Wherever the string "sách" appears in the listing, copy that line.

★ ★ ★ ★ ★ ★ ★

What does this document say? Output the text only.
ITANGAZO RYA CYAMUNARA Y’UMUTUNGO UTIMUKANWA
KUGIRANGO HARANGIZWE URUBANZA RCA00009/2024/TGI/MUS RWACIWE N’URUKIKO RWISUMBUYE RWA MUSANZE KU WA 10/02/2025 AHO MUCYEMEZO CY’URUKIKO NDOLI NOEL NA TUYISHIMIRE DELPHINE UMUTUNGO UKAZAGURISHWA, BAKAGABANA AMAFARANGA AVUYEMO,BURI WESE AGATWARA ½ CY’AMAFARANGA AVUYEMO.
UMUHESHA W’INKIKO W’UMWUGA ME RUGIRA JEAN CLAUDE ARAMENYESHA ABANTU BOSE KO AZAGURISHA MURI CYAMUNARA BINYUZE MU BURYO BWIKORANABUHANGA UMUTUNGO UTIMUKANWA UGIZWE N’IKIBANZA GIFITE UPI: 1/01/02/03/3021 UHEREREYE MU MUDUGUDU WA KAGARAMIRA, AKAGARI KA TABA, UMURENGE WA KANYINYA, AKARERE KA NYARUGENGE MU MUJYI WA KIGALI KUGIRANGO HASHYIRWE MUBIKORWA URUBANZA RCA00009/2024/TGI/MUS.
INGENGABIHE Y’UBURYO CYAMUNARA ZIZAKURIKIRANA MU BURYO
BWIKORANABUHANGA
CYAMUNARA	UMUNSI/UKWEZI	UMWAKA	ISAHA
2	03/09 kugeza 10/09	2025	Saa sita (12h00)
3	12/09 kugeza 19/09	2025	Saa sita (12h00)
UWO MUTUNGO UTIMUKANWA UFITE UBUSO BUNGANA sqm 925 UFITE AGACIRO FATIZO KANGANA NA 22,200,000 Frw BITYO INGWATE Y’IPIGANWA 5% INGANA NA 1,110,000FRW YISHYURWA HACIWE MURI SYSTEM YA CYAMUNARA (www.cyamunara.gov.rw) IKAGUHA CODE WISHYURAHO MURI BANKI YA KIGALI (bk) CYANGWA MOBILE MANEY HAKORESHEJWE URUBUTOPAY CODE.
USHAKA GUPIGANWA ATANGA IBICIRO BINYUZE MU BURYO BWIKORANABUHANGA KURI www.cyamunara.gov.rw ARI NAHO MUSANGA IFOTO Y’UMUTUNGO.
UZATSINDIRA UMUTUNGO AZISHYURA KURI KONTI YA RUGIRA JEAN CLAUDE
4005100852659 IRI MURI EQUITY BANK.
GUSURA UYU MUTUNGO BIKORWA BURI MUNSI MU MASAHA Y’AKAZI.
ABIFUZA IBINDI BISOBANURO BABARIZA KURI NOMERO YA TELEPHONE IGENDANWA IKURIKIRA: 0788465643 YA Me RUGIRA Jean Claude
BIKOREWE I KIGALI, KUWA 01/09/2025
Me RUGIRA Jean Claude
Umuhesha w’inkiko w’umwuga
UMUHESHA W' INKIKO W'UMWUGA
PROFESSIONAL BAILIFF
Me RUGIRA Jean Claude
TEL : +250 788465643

★ ★ ★ ★ ★ ★ ★

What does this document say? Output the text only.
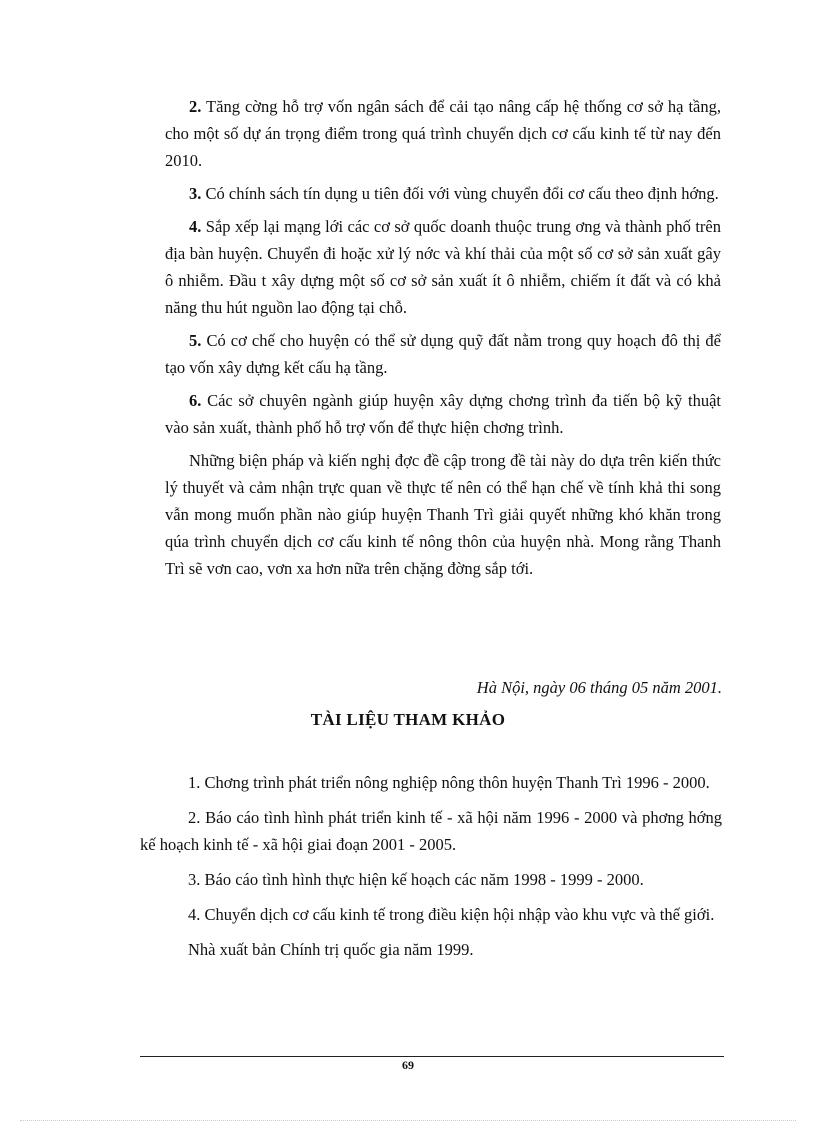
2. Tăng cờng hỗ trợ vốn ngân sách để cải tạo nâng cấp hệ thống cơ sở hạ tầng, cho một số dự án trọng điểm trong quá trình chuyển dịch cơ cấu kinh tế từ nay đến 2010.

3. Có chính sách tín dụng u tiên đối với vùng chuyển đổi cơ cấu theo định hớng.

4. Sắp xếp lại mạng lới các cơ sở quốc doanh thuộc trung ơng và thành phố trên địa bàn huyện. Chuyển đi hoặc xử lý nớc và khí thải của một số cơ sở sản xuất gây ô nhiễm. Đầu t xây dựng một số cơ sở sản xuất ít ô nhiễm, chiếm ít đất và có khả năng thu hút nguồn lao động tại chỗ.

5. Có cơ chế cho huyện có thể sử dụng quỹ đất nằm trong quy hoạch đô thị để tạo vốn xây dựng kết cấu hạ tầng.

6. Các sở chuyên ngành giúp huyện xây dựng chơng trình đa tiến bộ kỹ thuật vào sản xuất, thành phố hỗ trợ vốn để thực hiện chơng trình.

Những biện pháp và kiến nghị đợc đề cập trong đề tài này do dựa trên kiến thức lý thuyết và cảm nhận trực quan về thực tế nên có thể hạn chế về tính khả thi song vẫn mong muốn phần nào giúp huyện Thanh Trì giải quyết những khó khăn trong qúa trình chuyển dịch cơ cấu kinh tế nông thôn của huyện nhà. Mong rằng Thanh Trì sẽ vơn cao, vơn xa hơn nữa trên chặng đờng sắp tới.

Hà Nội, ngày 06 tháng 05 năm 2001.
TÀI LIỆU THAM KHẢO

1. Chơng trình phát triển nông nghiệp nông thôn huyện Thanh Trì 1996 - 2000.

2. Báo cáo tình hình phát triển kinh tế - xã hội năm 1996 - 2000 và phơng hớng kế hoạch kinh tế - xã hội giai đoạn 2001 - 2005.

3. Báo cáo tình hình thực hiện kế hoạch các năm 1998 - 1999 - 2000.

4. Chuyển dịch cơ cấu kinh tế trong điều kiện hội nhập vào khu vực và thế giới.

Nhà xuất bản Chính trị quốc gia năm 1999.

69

★ ★ ★ ★ ★ ★ ★

**Result of the exercise:**
2. Tăng cờng hỗ trợ vốn ngân sách để cải tạo nâng cấp hệ thống cơ sở hạ tầng, cho một số dự án trọng điểm trong quá trình chuyển dịch cơ cấu kinh tế từ nay đến 2010.
3. Có chính sách tín dụng u tiên đối với vùng chuyển đổi cơ cấu theo định hớng.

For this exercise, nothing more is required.